Copy each line of the listing below exactly.

── DATA LISTING ──

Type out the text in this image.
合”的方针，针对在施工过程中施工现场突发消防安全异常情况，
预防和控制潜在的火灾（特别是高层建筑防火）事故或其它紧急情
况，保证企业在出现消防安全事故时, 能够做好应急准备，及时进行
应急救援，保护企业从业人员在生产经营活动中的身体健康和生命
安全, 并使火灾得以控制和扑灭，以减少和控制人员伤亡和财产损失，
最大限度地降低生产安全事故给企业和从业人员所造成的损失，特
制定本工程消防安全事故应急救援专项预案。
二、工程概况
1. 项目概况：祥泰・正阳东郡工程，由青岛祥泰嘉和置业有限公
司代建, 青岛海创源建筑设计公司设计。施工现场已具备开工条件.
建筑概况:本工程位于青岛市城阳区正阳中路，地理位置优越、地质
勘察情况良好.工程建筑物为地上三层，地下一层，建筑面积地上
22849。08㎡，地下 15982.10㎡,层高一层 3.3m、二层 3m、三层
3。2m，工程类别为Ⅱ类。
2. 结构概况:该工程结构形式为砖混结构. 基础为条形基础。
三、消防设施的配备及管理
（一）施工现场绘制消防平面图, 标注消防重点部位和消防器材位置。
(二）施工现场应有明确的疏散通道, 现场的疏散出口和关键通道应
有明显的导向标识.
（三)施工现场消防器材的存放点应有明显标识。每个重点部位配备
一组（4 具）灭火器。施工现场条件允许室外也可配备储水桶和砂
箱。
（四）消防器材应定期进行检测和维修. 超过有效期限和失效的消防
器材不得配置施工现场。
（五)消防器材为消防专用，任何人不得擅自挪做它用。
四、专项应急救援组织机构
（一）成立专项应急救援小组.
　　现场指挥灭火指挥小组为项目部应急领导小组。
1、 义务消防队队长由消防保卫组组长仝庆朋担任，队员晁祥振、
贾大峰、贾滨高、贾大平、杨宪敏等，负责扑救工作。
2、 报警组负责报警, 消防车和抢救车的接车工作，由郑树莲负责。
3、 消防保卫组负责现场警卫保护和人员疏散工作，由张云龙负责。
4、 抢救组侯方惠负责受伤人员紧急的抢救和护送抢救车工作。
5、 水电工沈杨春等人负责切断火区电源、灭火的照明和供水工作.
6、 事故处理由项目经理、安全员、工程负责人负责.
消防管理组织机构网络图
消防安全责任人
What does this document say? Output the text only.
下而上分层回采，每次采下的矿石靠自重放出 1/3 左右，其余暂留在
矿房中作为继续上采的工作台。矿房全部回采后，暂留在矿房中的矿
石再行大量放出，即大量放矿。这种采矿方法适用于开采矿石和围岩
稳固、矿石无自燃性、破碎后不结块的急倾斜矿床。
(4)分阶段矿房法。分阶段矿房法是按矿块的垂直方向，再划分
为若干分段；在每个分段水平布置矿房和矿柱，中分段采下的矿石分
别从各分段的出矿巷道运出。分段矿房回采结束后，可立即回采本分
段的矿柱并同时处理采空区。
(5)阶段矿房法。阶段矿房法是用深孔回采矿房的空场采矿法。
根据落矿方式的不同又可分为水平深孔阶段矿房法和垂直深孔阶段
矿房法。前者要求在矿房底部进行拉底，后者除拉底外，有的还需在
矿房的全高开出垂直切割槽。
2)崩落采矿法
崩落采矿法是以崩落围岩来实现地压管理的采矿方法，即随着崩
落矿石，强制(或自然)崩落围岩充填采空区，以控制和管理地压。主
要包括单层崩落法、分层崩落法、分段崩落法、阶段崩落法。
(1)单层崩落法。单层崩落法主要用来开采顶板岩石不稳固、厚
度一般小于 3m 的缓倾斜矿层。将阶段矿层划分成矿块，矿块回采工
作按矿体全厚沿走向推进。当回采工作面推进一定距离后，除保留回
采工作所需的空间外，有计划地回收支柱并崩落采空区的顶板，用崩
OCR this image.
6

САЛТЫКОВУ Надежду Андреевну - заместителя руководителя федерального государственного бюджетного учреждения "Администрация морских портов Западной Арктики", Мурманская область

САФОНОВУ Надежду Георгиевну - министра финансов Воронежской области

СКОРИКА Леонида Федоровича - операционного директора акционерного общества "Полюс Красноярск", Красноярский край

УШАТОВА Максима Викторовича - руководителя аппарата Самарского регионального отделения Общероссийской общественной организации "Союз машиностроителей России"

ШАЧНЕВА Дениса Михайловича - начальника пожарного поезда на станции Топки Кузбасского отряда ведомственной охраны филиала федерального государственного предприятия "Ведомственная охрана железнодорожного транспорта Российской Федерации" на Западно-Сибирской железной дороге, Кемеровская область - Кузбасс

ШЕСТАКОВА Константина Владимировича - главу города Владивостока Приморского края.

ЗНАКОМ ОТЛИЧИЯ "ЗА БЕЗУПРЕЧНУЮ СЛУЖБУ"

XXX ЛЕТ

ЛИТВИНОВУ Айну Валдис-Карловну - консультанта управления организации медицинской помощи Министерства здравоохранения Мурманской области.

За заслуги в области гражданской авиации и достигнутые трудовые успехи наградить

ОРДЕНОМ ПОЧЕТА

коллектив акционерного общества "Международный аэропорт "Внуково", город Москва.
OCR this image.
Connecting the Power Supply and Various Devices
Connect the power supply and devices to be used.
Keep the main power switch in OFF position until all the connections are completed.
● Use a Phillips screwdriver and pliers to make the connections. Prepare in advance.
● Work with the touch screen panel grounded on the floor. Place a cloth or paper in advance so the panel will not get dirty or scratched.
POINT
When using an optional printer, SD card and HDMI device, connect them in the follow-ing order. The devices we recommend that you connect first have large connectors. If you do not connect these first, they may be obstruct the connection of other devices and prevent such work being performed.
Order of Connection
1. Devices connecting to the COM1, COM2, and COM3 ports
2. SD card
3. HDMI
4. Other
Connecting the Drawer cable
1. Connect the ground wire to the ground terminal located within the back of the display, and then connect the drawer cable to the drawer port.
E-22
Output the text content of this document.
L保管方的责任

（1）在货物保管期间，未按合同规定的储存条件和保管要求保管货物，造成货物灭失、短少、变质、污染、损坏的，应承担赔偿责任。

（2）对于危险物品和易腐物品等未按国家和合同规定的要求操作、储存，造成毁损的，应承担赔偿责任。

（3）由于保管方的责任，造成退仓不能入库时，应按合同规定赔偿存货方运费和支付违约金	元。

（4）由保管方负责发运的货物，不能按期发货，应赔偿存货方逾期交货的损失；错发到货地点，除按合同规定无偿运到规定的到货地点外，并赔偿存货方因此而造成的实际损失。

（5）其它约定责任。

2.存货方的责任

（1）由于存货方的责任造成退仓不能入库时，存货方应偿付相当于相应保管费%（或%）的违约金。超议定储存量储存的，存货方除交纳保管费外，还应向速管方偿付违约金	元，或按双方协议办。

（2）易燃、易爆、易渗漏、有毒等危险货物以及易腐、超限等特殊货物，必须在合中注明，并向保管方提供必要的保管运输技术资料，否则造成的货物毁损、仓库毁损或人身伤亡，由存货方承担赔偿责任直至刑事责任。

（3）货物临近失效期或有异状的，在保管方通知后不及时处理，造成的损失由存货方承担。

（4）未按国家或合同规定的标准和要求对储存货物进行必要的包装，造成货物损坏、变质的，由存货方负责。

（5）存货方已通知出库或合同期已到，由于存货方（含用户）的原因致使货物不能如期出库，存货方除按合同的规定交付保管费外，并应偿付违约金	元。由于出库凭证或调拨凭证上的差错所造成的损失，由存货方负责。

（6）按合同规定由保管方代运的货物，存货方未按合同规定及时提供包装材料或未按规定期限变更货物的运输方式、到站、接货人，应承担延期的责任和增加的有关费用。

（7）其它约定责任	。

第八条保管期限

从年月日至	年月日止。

───

- WORKED SOLUTION -
Type out the text in this image.
合”的方针，针对在施工过程中施工现场突发消防安全异常情况，
预防和控制潜在的火灾（特别是高层建筑防火）事故或其它紧急情
况，保证企业在出现消防安全事故时, 能够做好应急准备，及时进行
应急救援，保护企业从业人员在生产经营活动中的身体健康和生命
安全, 并使火灾得以控制和扑灭，以减少和控制人员伤亡和财产损失，
最大限度地降低生产安全事故给企业和从业人员所造成的损失，特
制定本工程消防安全事故应急救援专项预案。
二、工程概况
1. 项目概况：祥泰・正阳东郡工程，由青岛祥泰嘉和置业有限公
司代建, 青岛海创源建筑设计公司设计。施工现场已具备开工条件.
建筑概况:本工程位于青岛市城阳区正阳中路，地理位置优越、地质
勘察情况良好.工程建筑物为地上三层，地下一层，建筑面积地上
22849。08㎡，地下 15982.10㎡,层高一层 3.3m、二层 3m、三层
3。2m，工程类别为Ⅱ类。
2. 结构概况:该工程结构形式为砖混结构. 基础为条形基础。
三、消防设施的配备及管理
（一）施工现场绘制消防平面图, 标注消防重点部位和消防器材位置。
(二）施工现场应有明确的疏散通道, 现场的疏散出口和关键通道应
有明显的导向标识.
（三)施工现场消防器材的存放点应有明显标识。每个重点部位配备
一组（4 具）灭火器。施工现场条件允许室外也可配备储水桶和砂
箱。
（四）消防器材应定期进行检测和维修. 超过有效期限和失效的消防
器材不得配置施工现场。
（五)消防器材为消防专用，任何人不得擅自挪做它用。
四、专项应急救援组织机构
（一）成立专项应急救援小组.
　　现场指挥灭火指挥小组为项目部应急领导小组。
1、 义务消防队队长由消防保卫组组长仝庆朋担任，队员晁祥振、
贾大峰、贾滨高、贾大平、杨宪敏等，负责扑救工作。
2、 报警组负责报警, 消防车和抢救车的接车工作，由郑树莲负责。
3、 消防保卫组负责现场警卫保护和人员疏散工作，由张云龙负责。
4、 抢救组侯方惠负责受伤人员紧急的抢救和护送抢救车工作。
5、 水电工沈杨春等人负责切断火区电源、灭火的照明和供水工作.
6、 事故处理由项目经理、安全员、工程负责人负责.
消防管理组织机构网络图
消防安全责任人
What does this document say? Output the text only.
下而上分层回采，每次采下的矿石靠自重放出 1/3 左右，其余暂留在
矿房中作为继续上采的工作台。矿房全部回采后，暂留在矿房中的矿
石再行大量放出，即大量放矿。这种采矿方法适用于开采矿石和围岩
稳固、矿石无自燃性、破碎后不结块的急倾斜矿床。
(4)分阶段矿房法。分阶段矿房法是按矿块的垂直方向，再划分
为若干分段；在每个分段水平布置矿房和矿柱，中分段采下的矿石分
别从各分段的出矿巷道运出。分段矿房回采结束后，可立即回采本分
段的矿柱并同时处理采空区。
(5)阶段矿房法。阶段矿房法是用深孔回采矿房的空场采矿法。
根据落矿方式的不同又可分为水平深孔阶段矿房法和垂直深孔阶段
矿房法。前者要求在矿房底部进行拉底，后者除拉底外，有的还需在
矿房的全高开出垂直切割槽。
2)崩落采矿法
崩落采矿法是以崩落围岩来实现地压管理的采矿方法，即随着崩
落矿石，强制(或自然)崩落围岩充填采空区，以控制和管理地压。主
要包括单层崩落法、分层崩落法、分段崩落法、阶段崩落法。
(1)单层崩落法。单层崩落法主要用来开采顶板岩石不稳固、厚
度一般小于 3m 的缓倾斜矿层。将阶段矿层划分成矿块，矿块回采工
作按矿体全厚沿走向推进。当回采工作面推进一定距离后，除保留回
采工作所需的空间外，有计划地回收支柱并崩落采空区的顶板，用崩
OCR this image.
6

САЛТЫКОВУ Надежду Андреевну - заместителя руководителя федерального государственного бюджетного учреждения "Администрация морских портов Западной Арктики", Мурманская область

САФОНОВУ Надежду Георгиевну - министра финансов Воронежской области

СКОРИКА Леонида Федоровича - операционного директора акционерного общества "Полюс Красноярск", Красноярский край

УШАТОВА Максима Викторовича - руководителя аппарата Самарского регионального отделения Общероссийской общественной организации "Союз машиностроителей России"

ШАЧНЕВА Дениса Михайловича - начальника пожарного поезда на станции Топки Кузбасского отряда ведомственной охраны филиала федерального государственного предприятия "Ведомственная охрана железнодорожного транспорта Российской Федерации" на Западно-Сибирской железной дороге, Кемеровская область - Кузбасс

ШЕСТАКОВА Константина Владимировича - главу города Владивостока Приморского края.

ЗНАКОМ ОТЛИЧИЯ "ЗА БЕЗУПРЕЧНУЮ СЛУЖБУ"

XXX ЛЕТ

ЛИТВИНОВУ Айну Валдис-Карловну - консультанта управления организации медицинской помощи Министерства здравоохранения Мурманской области.

За заслуги в области гражданской авиации и достигнутые трудовые успехи наградить

ОРДЕНОМ ПОЧЕТА

коллектив акционерного общества "Международный аэропорт "Внуково", город Москва.
OCR this image.
Connecting the Power Supply and Various Devices
Connect the power supply and devices to be used.
Keep the main power switch in OFF position until all the connections are completed.
● Use a Phillips screwdriver and pliers to make the connections. Prepare in advance.
● Work with the touch screen panel grounded on the floor. Place a cloth or paper in advance so the panel will not get dirty or scratched.
POINT
When using an optional printer, SD card and HDMI device, connect them in the follow-ing order. The devices we recommend that you connect first have large connectors. If you do not connect these first, they may be obstruct the connection of other devices and prevent such work being performed.
Order of Connection
1. Devices connecting to the COM1, COM2, and COM3 ports
2. SD card
3. HDMI
4. Other
Connecting the Drawer cable
1. Connect the ground wire to the ground terminal located within the back of the display, and then connect the drawer cable to the drawer port.
E-22
Output the text content of this document.
L保管方的责任

（1）在货物保管期间，未按合同规定的储存条件和保管要求保管货物，造成货物灭失、短少、变质、污染、损坏的，应承担赔偿责任。

（2）对于危险物品和易腐物品等未按国家和合同规定的要求操作、储存，造成毁损的，应承担赔偿责任。

（3）由于保管方的责任，造成退仓不能入库时，应按合同规定赔偿存货方运费和支付违约金	元。

（4）由保管方负责发运的货物，不能按期发货，应赔偿存货方逾期交货的损失；错发到货地点，除按合同规定无偿运到规定的到货地点外，并赔偿存货方因此而造成的实际损失。

（5）其它约定责任。

2.存货方的责任

（1）由于存货方的责任造成退仓不能入库时，存货方应偿付相当于相应保管费%（或%）的违约金。超议定储存量储存的，存货方除交纳保管费外，还应向速管方偿付违约金	元，或按双方协议办。

（2）易燃、易爆、易渗漏、有毒等危险货物以及易腐、超限等特殊货物，必须在合中注明，并向保管方提供必要的保管运输技术资料，否则造成的货物毁损、仓库毁损或人身伤亡，由存货方承担赔偿责任直至刑事责任。

（3）货物临近失效期或有异状的，在保管方通知后不及时处理，造成的损失由存货方承担。

（4）未按国家或合同规定的标准和要求对储存货物进行必要的包装，造成货物损坏、变质的，由存货方负责。

（5）存货方已通知出库或合同期已到，由于存货方（含用户）的原因致使货物不能如期出库，存货方除按合同的规定交付保管费外，并应偿付违约金	元。由于出库凭证或调拨凭证上的差错所造成的损失，由存货方负责。

（6）按合同规定由保管方代运的货物，存货方未按合同规定及时提供包装材料或未按规定期限变更货物的运输方式、到站、接货人，应承担延期的责任和增加的有关费用。

（7）其它约定责任	。

第八条保管期限

从年月日至	年月日止。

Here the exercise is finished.